• **Work to be completed**
Give the number of lines that include the string "heading", nothing more.

--- BEGIN Information shown ---

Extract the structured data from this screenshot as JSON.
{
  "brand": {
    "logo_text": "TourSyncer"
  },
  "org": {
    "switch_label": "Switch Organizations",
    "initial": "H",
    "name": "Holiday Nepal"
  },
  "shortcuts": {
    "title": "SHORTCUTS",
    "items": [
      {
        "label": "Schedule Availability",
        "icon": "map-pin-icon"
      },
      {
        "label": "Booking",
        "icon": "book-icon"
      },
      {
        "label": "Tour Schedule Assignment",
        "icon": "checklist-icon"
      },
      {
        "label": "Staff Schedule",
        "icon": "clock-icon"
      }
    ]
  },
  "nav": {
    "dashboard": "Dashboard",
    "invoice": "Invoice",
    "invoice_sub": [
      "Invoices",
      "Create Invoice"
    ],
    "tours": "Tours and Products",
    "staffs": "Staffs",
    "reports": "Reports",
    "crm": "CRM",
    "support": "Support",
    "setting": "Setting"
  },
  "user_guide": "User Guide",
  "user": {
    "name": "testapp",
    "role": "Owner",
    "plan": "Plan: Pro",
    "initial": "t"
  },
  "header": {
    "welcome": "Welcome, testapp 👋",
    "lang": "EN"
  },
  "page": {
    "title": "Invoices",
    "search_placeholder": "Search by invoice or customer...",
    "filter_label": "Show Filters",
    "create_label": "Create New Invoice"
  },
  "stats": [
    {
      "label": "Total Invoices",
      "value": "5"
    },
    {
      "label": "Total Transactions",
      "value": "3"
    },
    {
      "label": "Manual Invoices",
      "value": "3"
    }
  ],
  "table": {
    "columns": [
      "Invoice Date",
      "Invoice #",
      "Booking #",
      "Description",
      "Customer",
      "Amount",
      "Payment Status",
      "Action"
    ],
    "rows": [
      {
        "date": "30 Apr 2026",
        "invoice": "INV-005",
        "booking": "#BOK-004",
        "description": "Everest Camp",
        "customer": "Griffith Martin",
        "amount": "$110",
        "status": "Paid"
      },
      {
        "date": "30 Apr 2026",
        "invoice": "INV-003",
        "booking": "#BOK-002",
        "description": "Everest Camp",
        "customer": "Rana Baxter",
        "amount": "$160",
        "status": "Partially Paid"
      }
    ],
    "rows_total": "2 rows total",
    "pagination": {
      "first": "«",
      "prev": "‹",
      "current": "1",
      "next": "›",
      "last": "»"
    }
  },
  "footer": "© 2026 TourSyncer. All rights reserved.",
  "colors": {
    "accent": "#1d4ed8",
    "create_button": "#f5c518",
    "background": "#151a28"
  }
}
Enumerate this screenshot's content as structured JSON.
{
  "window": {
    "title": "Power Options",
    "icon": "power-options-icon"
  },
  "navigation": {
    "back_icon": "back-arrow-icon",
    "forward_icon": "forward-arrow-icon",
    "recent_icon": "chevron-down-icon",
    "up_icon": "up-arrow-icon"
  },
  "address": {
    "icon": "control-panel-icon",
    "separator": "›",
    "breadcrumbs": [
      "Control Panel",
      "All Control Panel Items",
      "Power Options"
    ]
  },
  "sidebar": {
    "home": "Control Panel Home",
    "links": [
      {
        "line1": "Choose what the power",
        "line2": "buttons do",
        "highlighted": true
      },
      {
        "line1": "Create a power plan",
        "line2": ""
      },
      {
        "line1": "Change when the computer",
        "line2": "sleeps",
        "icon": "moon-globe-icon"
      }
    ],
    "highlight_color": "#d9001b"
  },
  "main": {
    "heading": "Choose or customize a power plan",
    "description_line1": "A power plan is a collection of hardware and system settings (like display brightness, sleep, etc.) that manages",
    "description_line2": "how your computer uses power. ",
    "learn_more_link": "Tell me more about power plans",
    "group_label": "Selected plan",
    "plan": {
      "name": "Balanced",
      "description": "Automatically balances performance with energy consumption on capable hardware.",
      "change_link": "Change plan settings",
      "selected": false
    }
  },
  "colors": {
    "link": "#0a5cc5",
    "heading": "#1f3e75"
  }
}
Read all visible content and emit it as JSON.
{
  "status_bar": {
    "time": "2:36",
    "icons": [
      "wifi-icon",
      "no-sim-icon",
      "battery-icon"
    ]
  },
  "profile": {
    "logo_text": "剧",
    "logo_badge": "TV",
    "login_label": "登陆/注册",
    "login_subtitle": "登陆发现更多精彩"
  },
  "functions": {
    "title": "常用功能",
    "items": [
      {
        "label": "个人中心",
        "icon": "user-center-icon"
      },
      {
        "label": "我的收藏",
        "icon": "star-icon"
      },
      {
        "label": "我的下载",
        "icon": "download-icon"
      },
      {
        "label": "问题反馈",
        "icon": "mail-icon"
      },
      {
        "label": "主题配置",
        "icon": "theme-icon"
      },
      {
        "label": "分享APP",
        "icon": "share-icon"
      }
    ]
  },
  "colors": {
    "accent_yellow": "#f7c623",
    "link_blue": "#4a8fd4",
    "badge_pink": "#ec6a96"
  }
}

--- END Information shown ---

• **In response**
2